§ EXERCISE DESCRIPTION:
Search the entries for the word "sobie" and pull out each line that has it.

§ THE DATA:
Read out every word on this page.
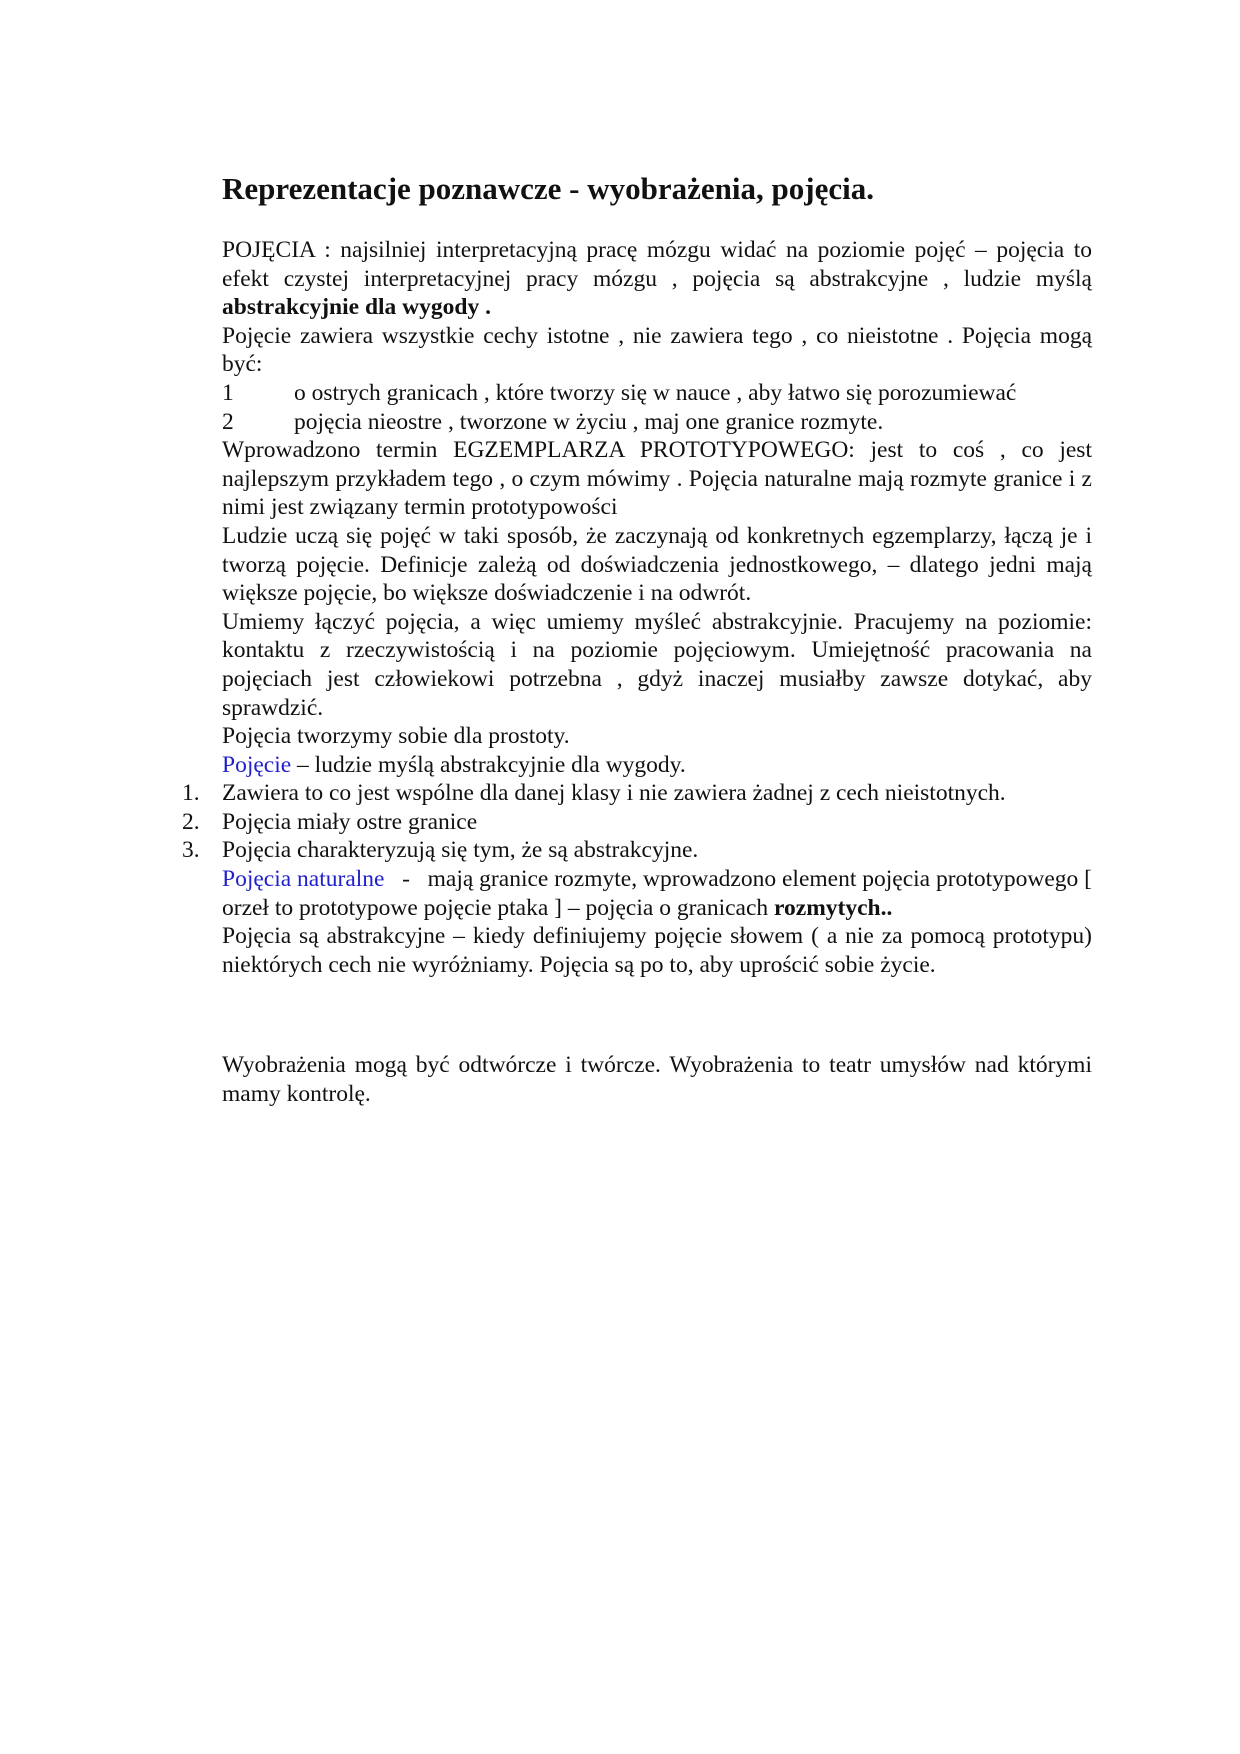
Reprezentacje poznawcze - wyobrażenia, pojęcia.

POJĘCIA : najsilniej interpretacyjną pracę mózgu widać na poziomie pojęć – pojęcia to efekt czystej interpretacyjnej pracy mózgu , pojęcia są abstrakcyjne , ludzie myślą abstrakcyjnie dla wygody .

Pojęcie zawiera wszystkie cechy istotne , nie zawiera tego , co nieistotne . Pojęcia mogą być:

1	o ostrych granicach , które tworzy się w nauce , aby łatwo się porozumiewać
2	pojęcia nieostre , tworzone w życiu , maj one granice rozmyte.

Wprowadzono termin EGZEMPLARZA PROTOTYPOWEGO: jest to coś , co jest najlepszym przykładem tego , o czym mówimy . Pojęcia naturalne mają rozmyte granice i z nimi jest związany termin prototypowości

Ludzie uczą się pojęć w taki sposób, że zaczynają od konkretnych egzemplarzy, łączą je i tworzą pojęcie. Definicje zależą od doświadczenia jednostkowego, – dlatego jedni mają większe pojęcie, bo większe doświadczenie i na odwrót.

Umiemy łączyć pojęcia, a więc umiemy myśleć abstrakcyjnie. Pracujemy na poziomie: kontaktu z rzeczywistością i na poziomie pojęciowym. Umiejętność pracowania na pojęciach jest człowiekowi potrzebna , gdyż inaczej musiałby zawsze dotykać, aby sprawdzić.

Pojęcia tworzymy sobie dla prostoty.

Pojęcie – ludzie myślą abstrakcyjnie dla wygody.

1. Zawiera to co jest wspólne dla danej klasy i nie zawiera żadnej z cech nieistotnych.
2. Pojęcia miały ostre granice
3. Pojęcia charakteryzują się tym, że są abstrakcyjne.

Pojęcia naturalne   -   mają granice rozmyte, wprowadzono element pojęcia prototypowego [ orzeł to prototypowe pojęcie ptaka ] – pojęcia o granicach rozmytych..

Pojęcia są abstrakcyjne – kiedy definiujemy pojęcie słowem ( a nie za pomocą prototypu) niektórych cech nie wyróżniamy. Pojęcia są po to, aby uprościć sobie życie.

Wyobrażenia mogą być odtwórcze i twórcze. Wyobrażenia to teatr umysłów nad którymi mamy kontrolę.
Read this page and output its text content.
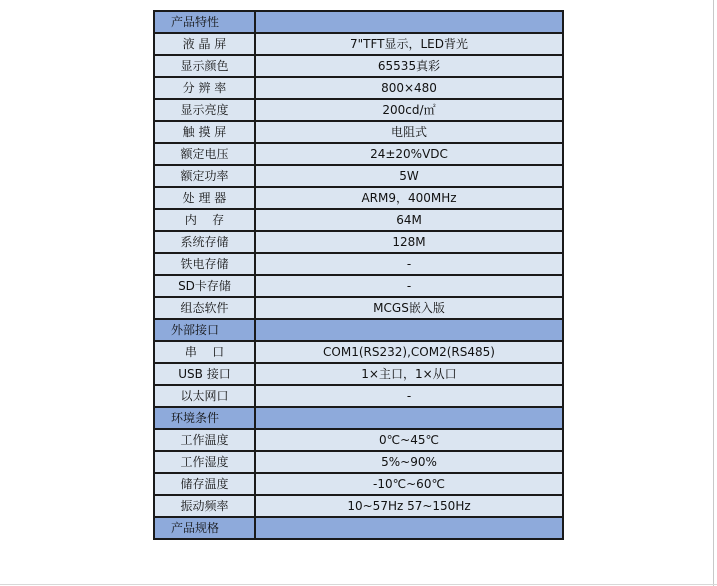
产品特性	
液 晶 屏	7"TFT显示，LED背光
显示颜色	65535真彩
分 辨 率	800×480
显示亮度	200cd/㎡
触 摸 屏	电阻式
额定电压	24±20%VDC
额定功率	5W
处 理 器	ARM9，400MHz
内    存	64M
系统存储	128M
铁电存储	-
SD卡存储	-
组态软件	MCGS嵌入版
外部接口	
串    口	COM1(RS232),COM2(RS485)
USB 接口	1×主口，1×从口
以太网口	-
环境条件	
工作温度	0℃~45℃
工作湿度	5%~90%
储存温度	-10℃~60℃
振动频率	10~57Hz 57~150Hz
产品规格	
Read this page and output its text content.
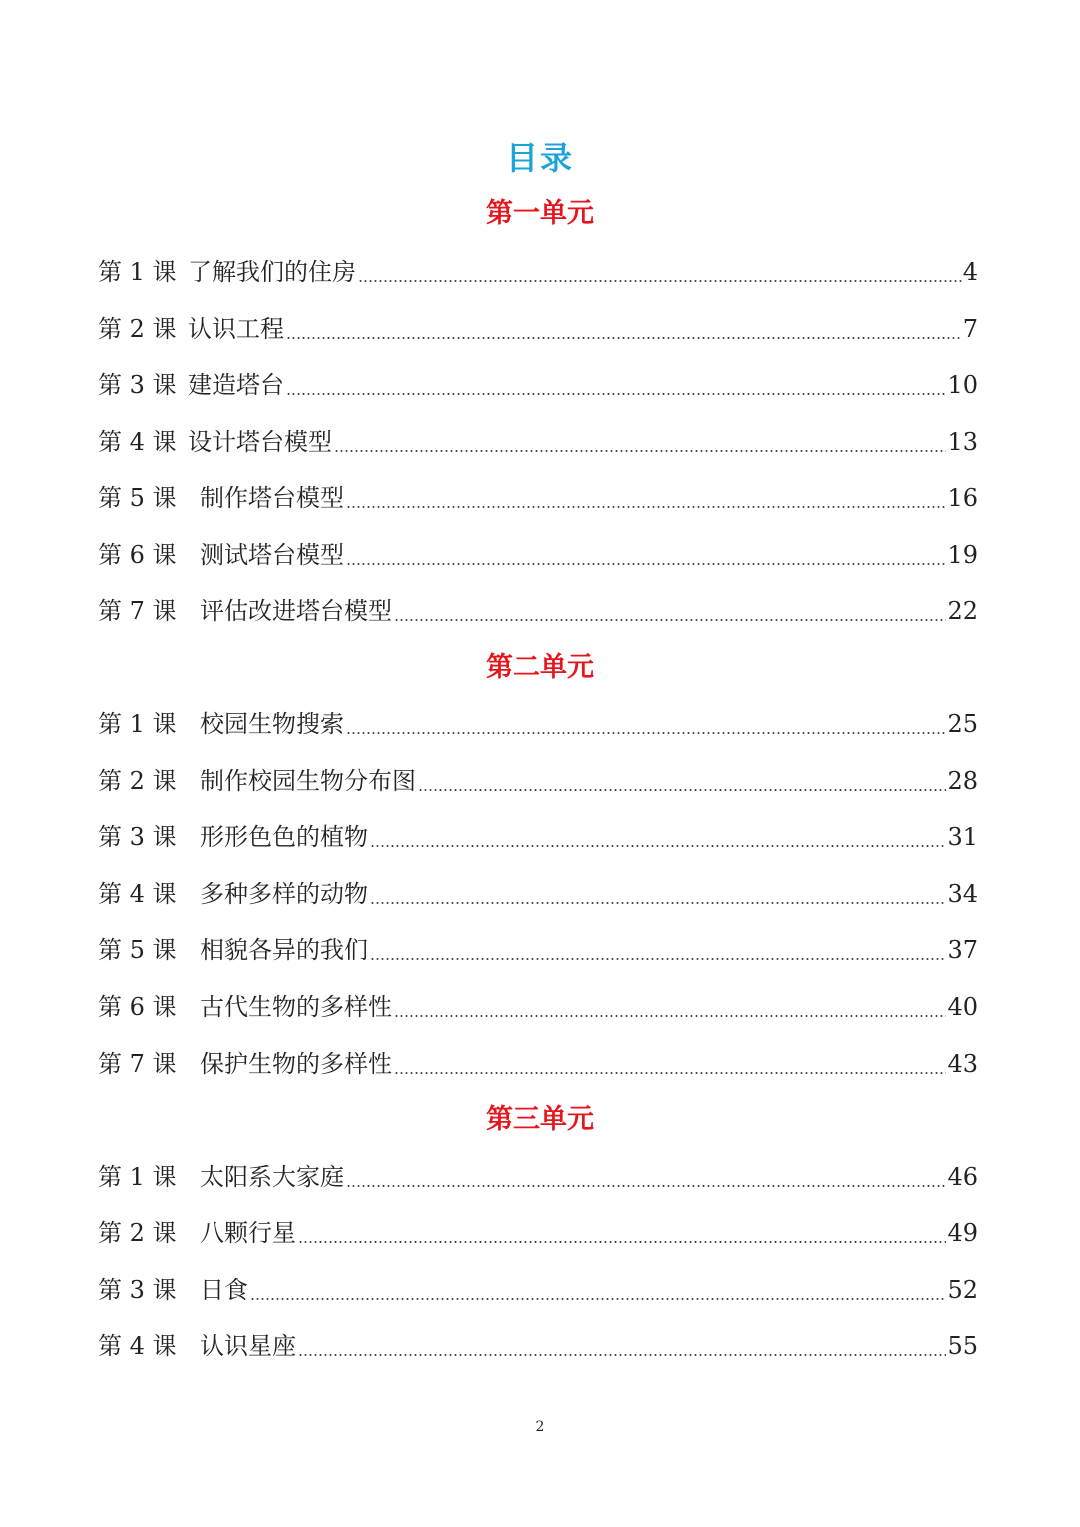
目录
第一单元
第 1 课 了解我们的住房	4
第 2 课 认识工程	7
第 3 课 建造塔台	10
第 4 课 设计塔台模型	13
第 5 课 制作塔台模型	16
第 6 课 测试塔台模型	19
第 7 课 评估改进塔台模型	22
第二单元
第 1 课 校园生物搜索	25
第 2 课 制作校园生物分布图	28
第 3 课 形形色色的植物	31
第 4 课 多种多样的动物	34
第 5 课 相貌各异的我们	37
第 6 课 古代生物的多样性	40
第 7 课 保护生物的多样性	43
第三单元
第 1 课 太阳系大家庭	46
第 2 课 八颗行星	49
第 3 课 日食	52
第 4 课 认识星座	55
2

§ TASK SOLUTION:
Pojęcia tworzymy sobie dla prostoty.
Pojęcia są abstrakcyjne – kiedy definiujemy pojęcie słowem ( a nie za pomocą prototypu) niektórych cech nie wyróżniamy. Pojęcia są po to, aby uprościć sobie życie.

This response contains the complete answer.